Raw records:
________________
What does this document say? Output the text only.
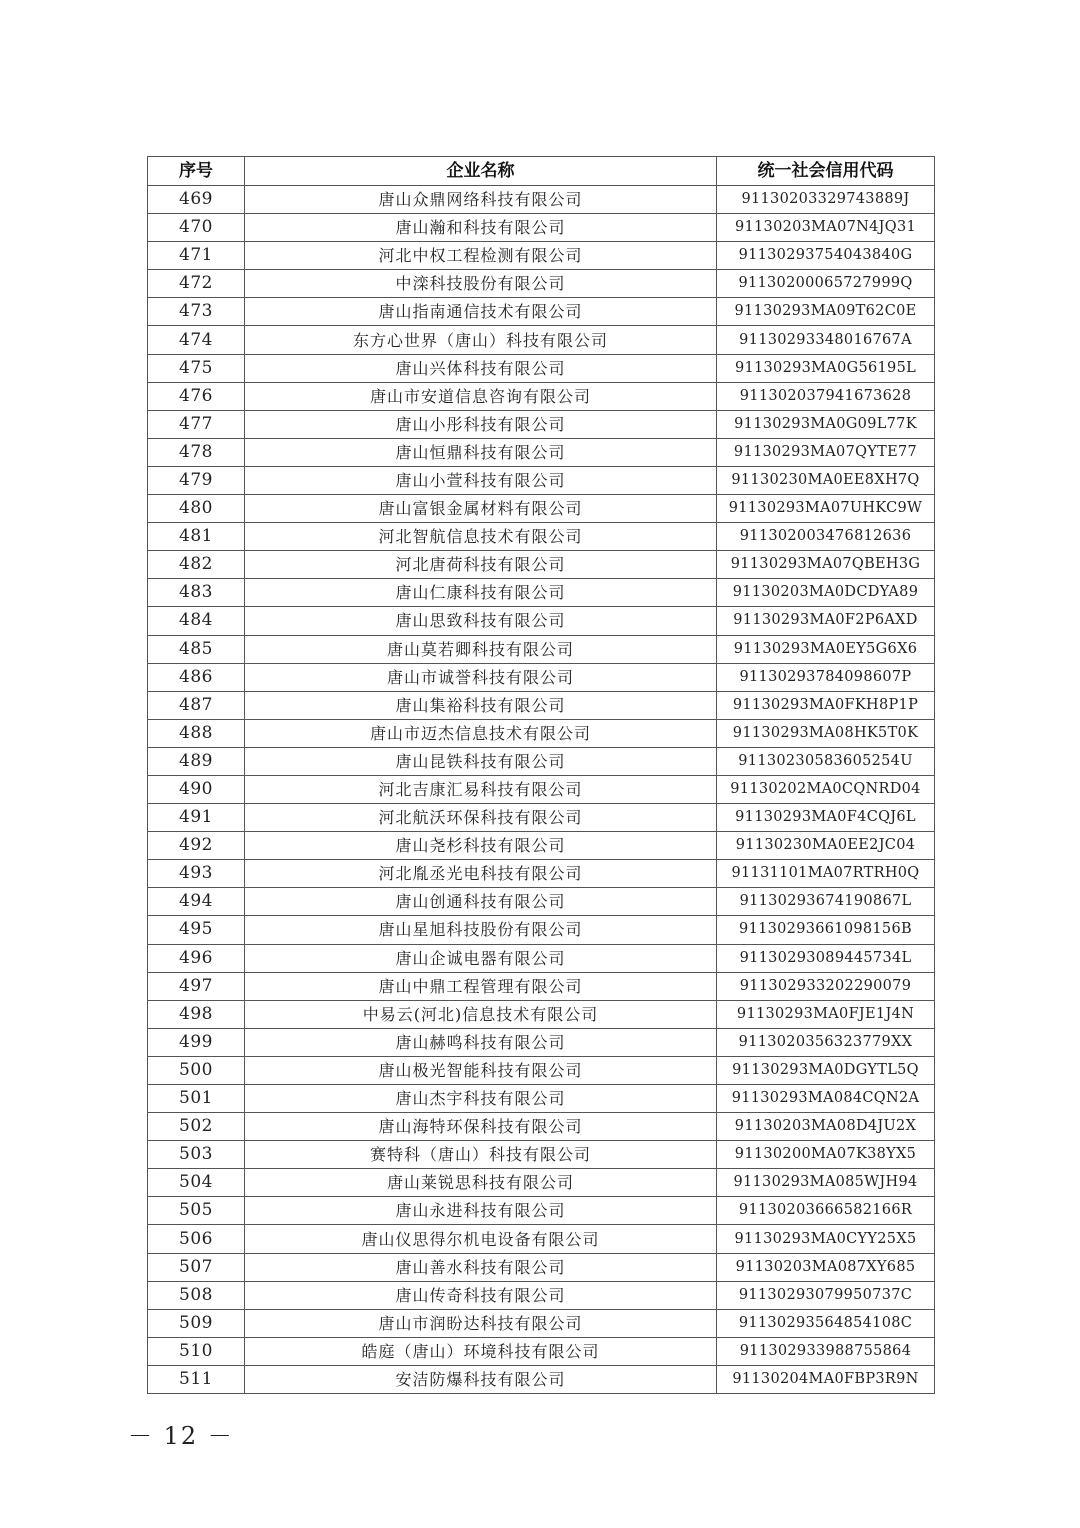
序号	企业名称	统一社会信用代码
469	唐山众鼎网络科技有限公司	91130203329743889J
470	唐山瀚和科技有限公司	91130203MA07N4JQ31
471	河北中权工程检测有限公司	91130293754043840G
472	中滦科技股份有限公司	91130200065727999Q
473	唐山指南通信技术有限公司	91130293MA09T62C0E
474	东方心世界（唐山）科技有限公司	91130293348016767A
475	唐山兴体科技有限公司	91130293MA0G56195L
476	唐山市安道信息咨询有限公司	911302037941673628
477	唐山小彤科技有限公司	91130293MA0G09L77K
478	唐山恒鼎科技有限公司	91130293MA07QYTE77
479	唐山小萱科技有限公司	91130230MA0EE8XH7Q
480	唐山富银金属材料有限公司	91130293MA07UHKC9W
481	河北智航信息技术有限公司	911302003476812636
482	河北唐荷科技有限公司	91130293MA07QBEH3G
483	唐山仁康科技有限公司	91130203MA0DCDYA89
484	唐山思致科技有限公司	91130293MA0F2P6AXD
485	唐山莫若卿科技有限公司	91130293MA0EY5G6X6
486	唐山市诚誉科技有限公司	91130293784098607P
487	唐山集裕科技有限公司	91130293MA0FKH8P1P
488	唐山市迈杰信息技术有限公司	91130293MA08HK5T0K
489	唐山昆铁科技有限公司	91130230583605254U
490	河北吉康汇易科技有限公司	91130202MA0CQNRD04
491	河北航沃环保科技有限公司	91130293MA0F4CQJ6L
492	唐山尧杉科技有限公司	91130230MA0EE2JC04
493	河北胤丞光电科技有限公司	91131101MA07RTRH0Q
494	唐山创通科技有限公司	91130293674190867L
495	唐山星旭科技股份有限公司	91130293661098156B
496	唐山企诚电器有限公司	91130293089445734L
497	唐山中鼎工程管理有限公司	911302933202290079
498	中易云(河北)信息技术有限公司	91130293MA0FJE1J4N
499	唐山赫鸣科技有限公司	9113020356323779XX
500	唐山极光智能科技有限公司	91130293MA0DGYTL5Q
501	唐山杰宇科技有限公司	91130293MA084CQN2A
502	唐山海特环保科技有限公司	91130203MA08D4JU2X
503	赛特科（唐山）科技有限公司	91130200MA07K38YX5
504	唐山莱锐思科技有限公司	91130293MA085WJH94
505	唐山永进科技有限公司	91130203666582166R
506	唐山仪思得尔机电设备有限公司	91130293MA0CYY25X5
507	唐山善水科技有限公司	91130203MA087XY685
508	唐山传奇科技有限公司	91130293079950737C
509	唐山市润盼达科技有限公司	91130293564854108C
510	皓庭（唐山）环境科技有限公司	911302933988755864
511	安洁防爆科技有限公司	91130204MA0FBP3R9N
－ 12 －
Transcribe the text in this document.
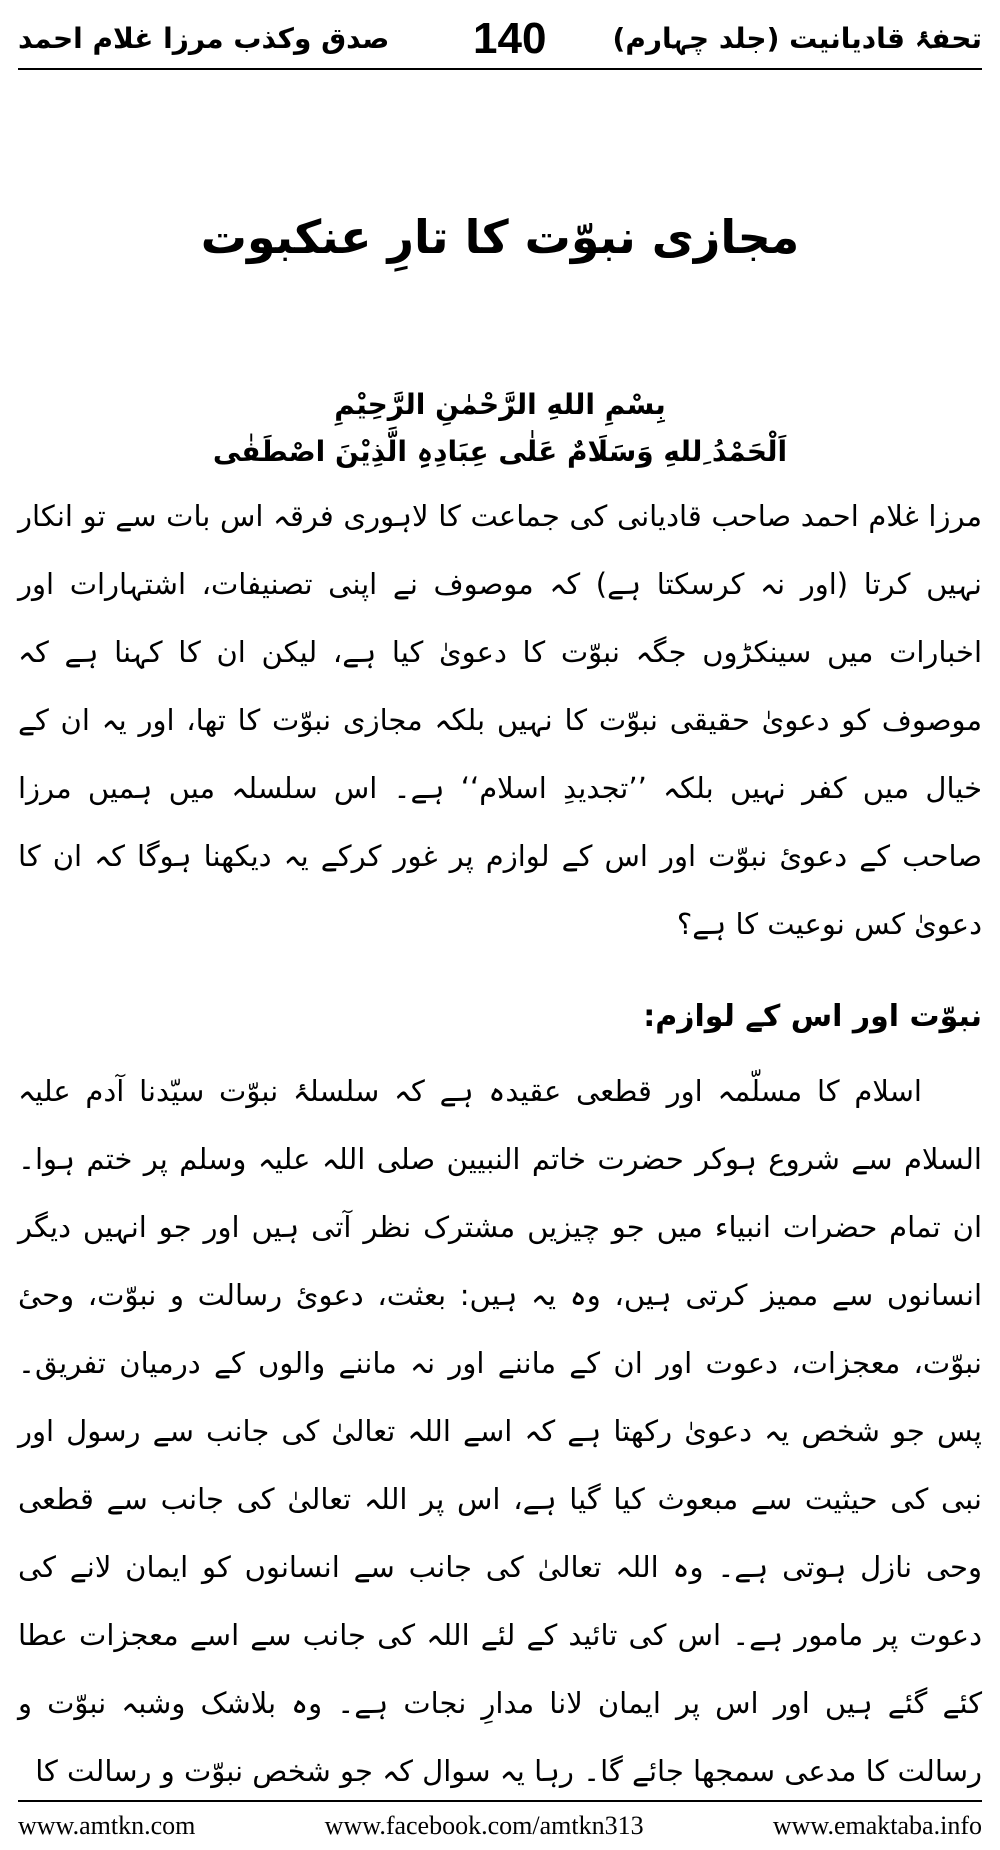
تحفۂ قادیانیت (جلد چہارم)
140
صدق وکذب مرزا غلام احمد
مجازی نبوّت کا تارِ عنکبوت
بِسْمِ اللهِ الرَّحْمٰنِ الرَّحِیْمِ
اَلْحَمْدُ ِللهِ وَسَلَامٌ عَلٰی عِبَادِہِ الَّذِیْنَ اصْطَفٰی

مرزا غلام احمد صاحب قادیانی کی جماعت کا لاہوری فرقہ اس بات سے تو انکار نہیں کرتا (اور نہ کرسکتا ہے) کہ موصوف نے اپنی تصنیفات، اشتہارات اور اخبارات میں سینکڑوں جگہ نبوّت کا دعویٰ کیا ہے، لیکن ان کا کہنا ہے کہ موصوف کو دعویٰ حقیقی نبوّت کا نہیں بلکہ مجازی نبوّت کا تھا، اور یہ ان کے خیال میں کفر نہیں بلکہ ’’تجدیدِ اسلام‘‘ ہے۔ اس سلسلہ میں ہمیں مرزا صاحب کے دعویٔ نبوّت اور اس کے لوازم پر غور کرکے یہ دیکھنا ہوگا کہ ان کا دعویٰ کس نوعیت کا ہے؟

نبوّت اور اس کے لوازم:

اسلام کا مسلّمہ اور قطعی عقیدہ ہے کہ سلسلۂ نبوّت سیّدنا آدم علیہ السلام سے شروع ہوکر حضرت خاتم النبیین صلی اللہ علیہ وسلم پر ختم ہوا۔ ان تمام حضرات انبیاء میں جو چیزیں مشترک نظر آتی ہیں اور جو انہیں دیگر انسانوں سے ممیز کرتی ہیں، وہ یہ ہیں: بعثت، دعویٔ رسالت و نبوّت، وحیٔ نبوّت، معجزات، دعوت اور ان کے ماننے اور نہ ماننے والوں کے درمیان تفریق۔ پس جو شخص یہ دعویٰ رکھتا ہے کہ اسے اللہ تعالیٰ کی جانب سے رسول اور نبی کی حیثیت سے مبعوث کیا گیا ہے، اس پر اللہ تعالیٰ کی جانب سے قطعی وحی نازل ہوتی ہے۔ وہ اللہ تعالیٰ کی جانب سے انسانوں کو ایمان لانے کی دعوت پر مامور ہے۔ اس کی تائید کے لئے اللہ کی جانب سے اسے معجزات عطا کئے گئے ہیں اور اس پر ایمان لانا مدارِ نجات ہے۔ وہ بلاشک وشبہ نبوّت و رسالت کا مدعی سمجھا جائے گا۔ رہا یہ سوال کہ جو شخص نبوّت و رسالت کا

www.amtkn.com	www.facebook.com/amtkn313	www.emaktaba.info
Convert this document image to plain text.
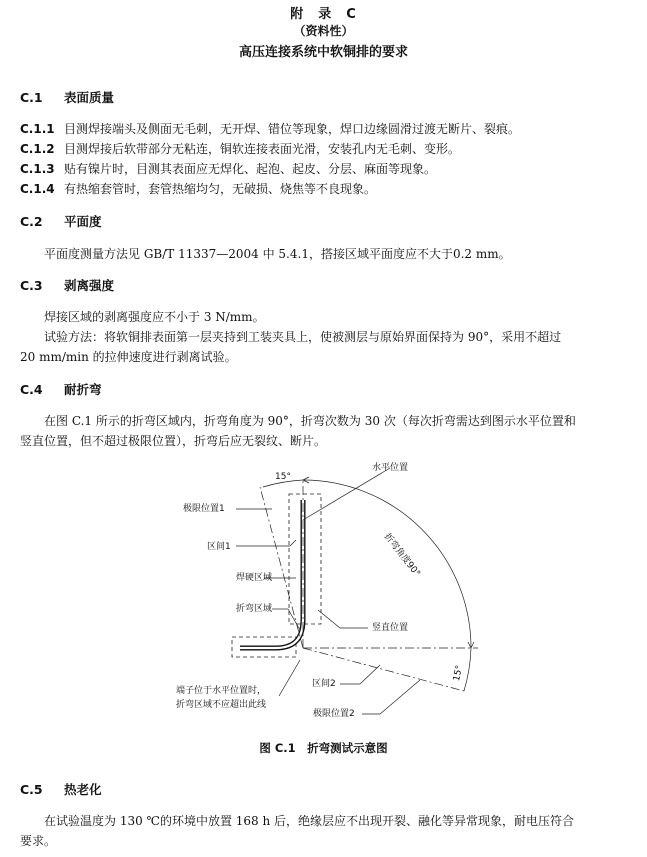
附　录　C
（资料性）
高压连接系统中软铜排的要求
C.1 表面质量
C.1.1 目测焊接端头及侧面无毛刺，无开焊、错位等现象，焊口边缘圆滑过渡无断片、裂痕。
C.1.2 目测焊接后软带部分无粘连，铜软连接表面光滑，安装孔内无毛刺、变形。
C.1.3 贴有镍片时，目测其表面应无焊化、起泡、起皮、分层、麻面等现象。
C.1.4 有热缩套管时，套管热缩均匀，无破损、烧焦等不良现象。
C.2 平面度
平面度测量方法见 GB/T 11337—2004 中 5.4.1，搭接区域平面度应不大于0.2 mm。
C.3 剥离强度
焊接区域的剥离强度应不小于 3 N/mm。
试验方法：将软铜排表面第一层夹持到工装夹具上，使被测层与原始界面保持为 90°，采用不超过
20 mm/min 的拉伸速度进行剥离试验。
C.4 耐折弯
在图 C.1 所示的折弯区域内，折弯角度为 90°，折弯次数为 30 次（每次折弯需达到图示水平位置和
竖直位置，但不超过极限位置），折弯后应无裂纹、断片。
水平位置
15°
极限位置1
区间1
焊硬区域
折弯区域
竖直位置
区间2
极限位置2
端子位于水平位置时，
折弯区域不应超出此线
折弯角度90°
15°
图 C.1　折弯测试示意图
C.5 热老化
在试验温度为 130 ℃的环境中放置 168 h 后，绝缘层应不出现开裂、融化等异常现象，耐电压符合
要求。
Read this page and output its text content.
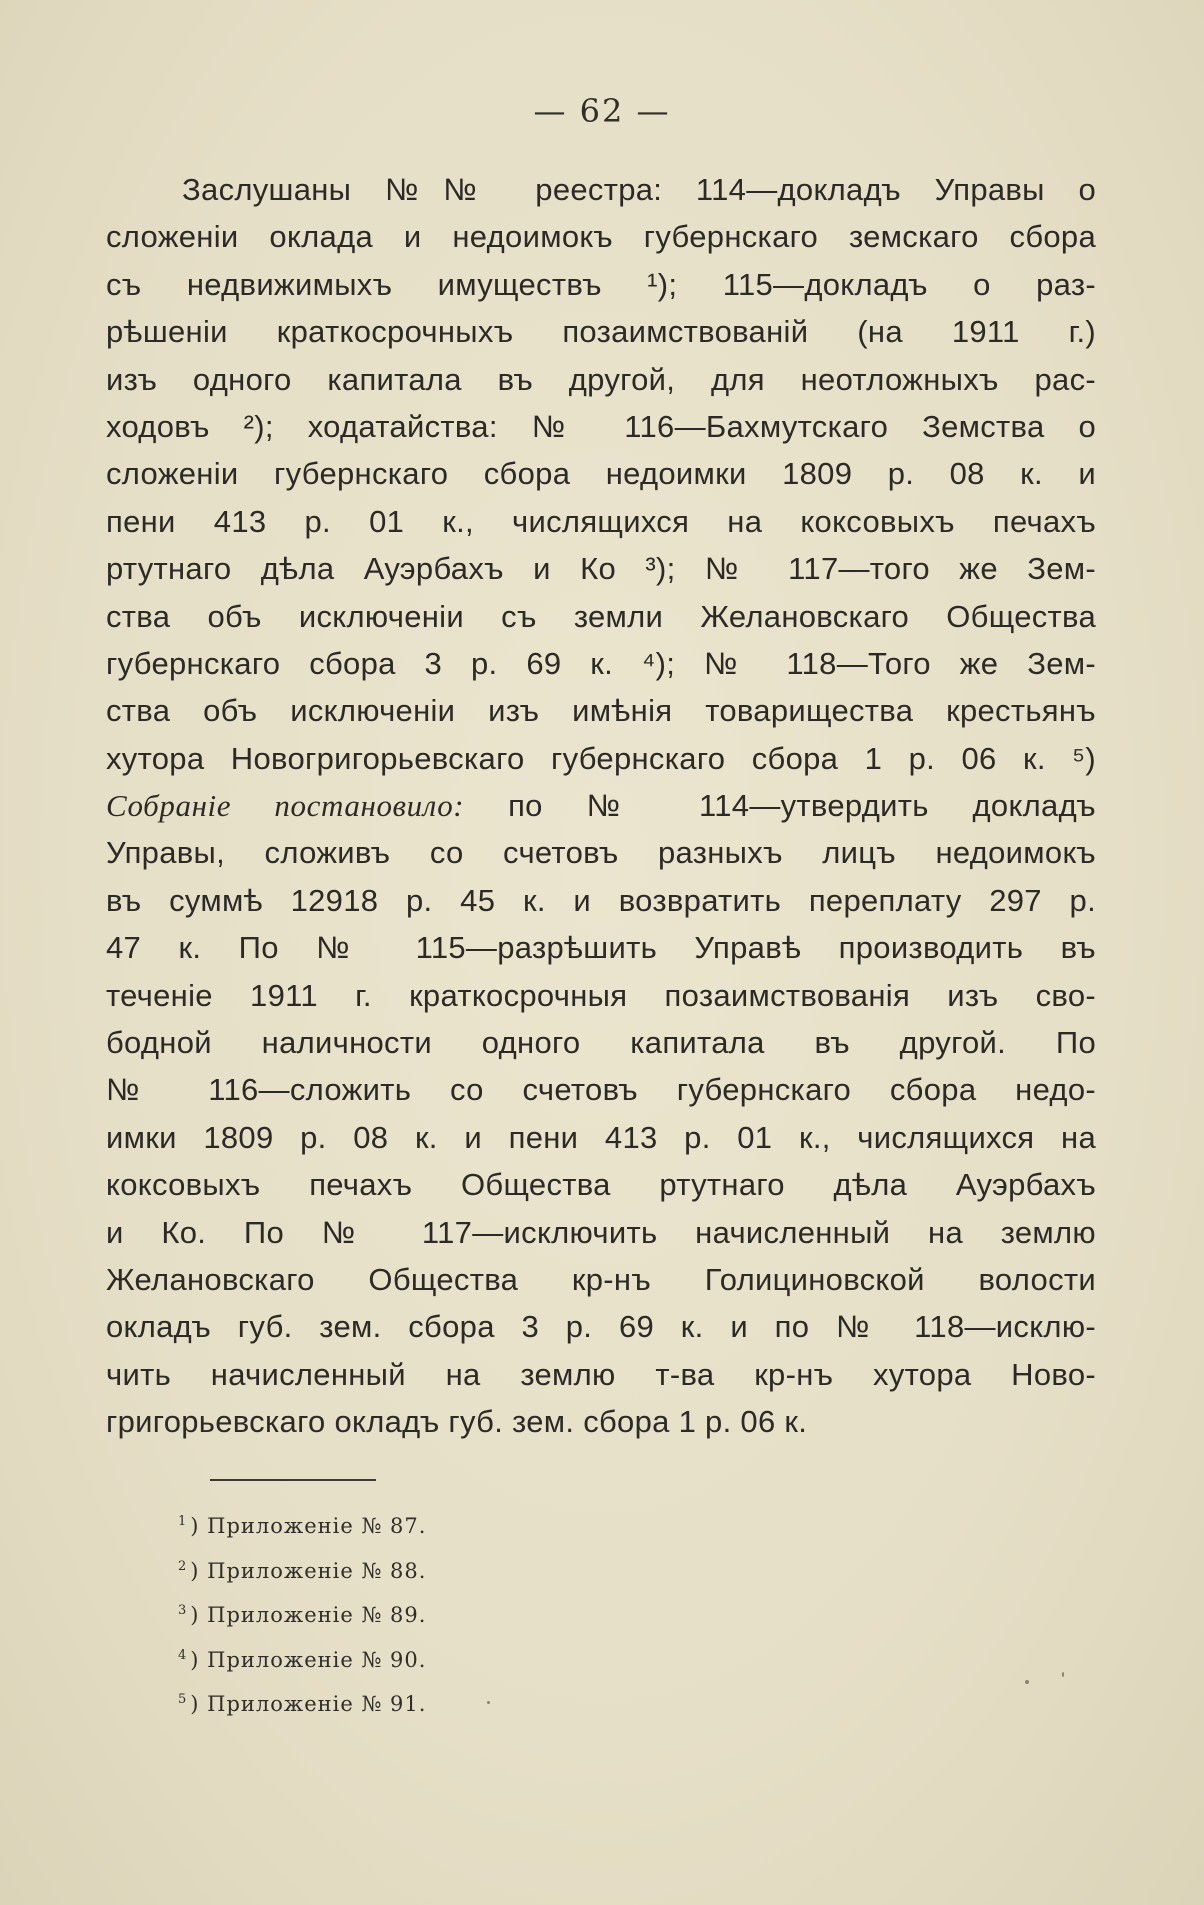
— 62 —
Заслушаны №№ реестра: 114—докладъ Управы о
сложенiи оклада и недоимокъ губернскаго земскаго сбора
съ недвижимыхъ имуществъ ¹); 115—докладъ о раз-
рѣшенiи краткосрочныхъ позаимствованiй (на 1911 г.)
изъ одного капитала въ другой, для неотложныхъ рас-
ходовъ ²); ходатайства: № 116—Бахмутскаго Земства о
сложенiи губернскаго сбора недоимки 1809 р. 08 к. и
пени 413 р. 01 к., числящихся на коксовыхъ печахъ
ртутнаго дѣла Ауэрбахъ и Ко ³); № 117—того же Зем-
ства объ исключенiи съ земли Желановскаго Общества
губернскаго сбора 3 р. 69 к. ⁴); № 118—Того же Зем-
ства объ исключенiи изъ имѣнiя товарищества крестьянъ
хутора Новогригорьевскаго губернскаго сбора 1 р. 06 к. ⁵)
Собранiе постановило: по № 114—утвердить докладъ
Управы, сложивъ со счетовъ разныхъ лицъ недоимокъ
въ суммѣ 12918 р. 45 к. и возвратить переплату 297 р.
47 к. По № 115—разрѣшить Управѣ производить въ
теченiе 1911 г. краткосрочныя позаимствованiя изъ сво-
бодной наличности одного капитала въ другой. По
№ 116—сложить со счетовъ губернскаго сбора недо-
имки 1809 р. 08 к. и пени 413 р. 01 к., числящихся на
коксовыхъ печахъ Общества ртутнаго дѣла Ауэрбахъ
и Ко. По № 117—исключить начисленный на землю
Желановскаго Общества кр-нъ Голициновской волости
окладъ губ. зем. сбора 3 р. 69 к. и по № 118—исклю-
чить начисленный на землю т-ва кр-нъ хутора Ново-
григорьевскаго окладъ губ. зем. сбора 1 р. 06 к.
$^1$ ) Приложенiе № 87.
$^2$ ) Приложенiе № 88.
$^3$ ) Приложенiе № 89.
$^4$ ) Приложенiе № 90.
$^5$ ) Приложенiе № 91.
________________
__WHAT YOU ARE ASKED TO DO__
Using the listing above, gather each line that holds the string "исключенiи" and copy it.

__EXPECTED ANSWER__
ства объ исключенiи съ земли Желановскаго Общества
ства объ исключенiи изъ имѣнiя товарищества крестьянъ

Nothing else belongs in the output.